Prompt: Pull every line of the entries that has the word "houses".

Provided entries:
──────────────────────────────
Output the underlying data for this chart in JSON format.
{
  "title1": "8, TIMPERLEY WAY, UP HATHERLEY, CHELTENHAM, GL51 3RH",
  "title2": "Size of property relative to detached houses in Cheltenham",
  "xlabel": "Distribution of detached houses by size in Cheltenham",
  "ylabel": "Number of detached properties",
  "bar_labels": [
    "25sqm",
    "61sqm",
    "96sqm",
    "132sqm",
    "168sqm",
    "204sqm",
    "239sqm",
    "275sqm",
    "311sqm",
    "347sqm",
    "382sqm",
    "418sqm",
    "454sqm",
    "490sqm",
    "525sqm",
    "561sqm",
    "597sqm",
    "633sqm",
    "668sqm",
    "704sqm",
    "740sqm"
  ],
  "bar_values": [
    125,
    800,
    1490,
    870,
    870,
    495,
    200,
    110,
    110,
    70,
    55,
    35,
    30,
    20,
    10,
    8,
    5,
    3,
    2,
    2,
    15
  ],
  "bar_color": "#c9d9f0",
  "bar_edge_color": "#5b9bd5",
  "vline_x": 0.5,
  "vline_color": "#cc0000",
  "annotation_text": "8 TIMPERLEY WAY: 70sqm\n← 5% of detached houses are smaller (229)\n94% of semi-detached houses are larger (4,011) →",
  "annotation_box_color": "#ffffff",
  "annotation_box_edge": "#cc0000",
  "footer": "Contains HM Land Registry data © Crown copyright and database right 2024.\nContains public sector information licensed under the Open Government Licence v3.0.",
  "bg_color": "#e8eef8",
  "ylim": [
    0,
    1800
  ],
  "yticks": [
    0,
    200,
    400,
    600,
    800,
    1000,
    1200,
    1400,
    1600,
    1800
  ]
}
──────────────────────────────
Task answer:
  "title2": "Size of property relative to detached houses in Cheltenham",
  "xlabel": "Distribution of detached houses by size in Cheltenham",
  "annotation_text": "8 TIMPERLEY WAY: 70sqm\n← 5% of detached houses are smaller (229)\n94% of semi-detached houses are larger (4,011) →",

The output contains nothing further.